▸ What the exercise asks
From the records below, copy every line that contains the word "green".

▸ Data for the task
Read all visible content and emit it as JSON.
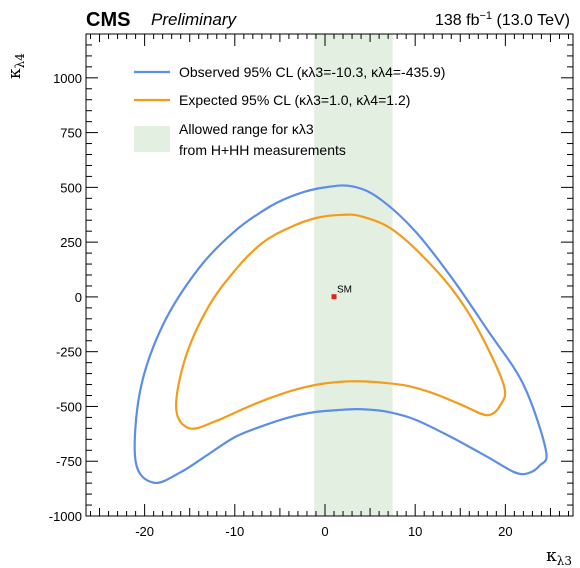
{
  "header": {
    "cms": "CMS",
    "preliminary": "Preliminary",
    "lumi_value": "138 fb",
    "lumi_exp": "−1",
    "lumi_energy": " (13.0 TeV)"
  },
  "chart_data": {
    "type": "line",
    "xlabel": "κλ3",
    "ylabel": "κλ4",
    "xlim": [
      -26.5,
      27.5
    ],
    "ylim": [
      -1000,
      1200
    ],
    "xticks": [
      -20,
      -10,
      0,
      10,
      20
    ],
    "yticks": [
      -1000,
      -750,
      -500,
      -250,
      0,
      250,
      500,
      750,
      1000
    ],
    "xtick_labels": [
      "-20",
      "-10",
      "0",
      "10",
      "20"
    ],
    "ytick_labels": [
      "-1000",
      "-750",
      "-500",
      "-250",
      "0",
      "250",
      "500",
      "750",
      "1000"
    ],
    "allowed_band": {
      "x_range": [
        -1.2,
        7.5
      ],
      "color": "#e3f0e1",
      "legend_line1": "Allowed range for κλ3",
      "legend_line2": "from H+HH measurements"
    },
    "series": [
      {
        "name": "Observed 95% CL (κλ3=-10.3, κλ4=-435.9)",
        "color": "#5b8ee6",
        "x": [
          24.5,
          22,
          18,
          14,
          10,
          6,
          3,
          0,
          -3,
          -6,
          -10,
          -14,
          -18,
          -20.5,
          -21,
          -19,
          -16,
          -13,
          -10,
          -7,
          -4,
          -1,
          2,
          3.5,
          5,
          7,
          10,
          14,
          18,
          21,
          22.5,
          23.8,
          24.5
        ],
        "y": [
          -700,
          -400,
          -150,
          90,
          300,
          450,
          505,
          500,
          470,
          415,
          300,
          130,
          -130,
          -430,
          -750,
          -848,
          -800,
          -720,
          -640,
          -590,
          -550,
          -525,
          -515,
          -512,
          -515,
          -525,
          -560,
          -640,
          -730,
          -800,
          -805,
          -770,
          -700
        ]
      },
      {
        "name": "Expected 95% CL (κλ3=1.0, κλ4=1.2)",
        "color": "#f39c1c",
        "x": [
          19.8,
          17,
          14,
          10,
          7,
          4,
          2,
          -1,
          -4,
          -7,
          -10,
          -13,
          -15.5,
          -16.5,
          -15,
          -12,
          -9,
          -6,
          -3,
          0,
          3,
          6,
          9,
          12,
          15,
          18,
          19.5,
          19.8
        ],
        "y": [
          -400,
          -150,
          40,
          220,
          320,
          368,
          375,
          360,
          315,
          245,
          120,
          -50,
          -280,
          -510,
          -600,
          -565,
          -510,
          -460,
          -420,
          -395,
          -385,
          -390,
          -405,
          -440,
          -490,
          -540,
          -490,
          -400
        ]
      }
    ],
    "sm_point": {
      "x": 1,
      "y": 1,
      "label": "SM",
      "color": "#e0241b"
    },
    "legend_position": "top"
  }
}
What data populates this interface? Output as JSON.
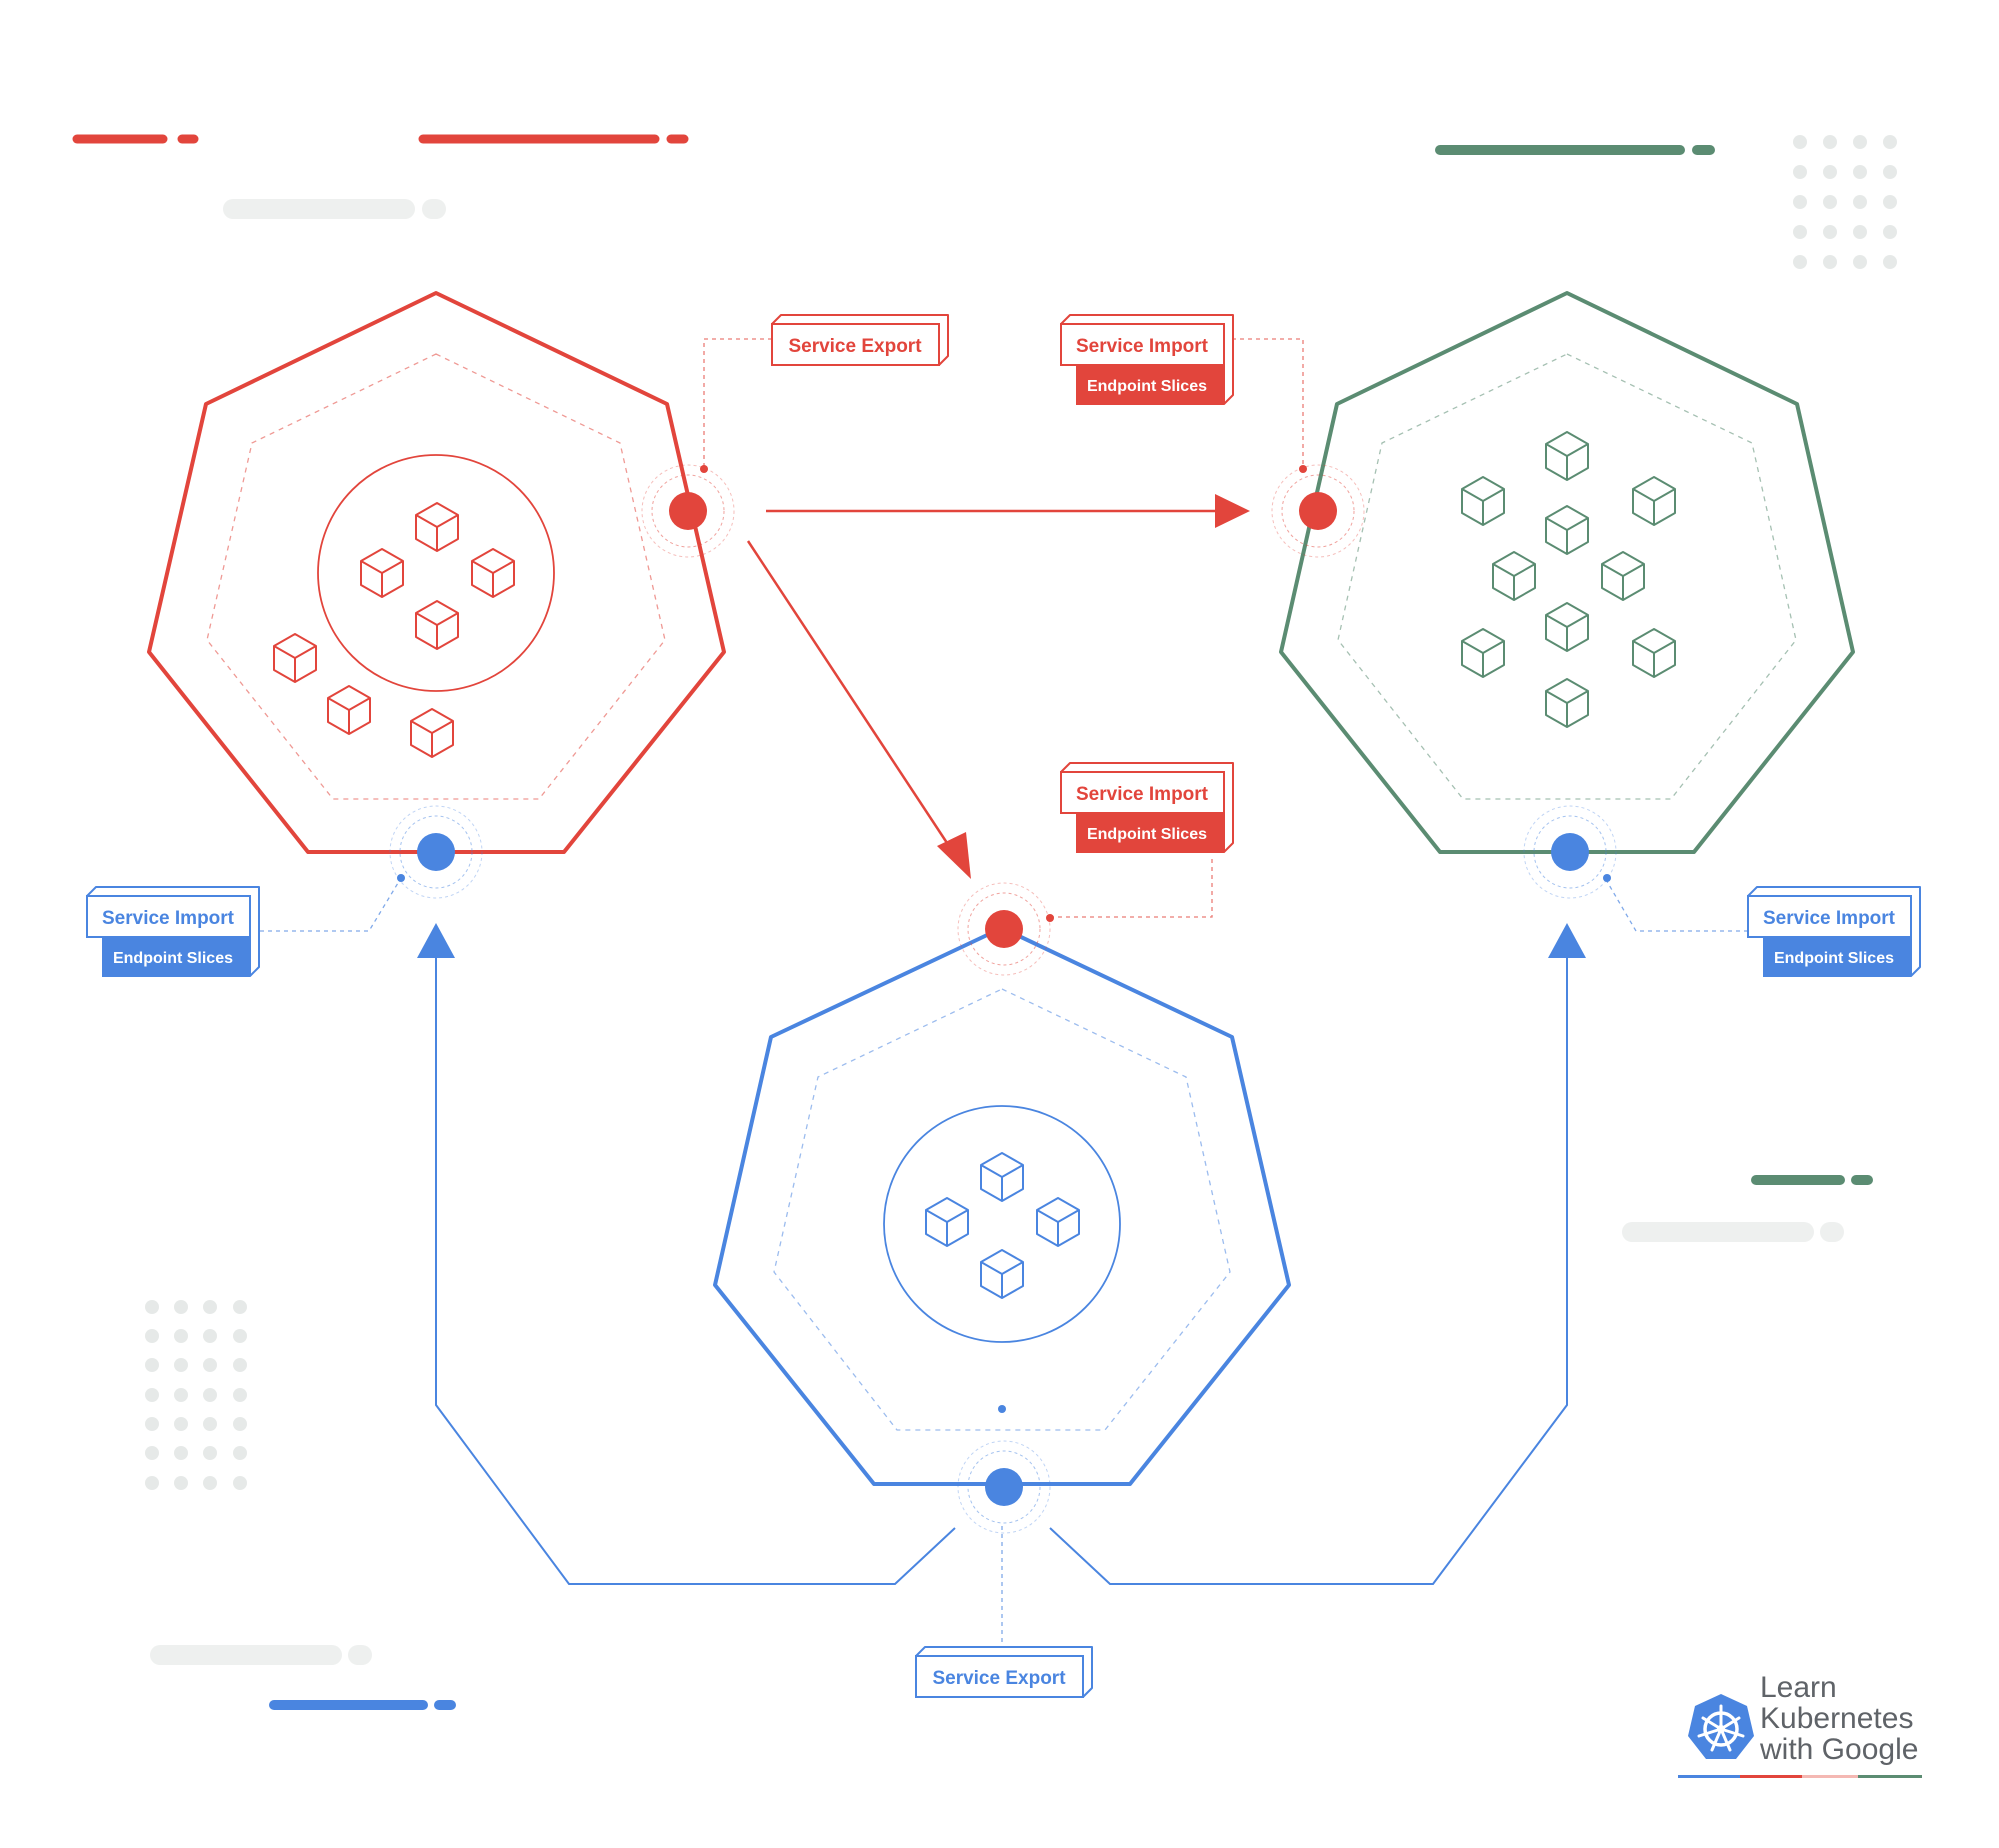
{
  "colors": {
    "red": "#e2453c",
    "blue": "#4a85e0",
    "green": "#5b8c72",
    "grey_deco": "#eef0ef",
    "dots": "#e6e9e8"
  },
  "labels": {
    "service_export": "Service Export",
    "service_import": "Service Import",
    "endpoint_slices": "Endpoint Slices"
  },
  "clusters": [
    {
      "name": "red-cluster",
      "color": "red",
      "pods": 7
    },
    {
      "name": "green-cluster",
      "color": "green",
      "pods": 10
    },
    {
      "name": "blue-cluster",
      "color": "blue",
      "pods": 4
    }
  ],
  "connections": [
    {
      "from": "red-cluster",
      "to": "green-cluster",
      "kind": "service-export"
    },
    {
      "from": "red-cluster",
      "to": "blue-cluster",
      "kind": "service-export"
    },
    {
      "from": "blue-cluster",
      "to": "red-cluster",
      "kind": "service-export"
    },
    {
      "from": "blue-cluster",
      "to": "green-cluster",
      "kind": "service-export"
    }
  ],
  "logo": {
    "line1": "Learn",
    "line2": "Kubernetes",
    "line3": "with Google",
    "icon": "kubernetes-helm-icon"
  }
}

▸ Answer to the exercise
    "green": "#5b8c72",
      "name": "green-cluster",
      "color": "green",
      "to": "green-cluster",
      "to": "green-cluster",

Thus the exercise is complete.